◆ Goal of the exercise
Identify each line containing the word "penalty" and copy it.

◆ Record set
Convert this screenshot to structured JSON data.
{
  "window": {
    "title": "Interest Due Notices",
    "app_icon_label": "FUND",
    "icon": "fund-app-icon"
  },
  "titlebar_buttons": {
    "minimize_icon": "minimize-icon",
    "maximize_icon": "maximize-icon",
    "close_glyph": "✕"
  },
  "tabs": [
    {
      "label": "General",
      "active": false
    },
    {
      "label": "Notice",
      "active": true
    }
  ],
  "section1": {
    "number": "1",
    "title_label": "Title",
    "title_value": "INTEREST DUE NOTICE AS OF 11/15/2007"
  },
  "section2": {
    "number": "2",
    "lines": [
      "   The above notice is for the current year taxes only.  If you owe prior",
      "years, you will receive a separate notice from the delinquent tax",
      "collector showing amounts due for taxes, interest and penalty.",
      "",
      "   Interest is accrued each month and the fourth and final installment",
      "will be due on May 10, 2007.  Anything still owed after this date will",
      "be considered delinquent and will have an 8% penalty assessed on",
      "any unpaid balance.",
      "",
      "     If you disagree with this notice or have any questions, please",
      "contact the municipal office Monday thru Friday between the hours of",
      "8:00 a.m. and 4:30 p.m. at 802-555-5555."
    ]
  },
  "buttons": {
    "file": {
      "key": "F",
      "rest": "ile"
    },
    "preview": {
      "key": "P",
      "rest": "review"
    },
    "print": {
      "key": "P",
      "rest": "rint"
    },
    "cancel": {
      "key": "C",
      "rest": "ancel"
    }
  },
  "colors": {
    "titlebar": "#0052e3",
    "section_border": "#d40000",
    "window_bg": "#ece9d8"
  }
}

◆ Answer to this task
      "collector showing amounts due for taxes, interest and penalty.",
      "be considered delinquent and will have an 8% penalty assessed on",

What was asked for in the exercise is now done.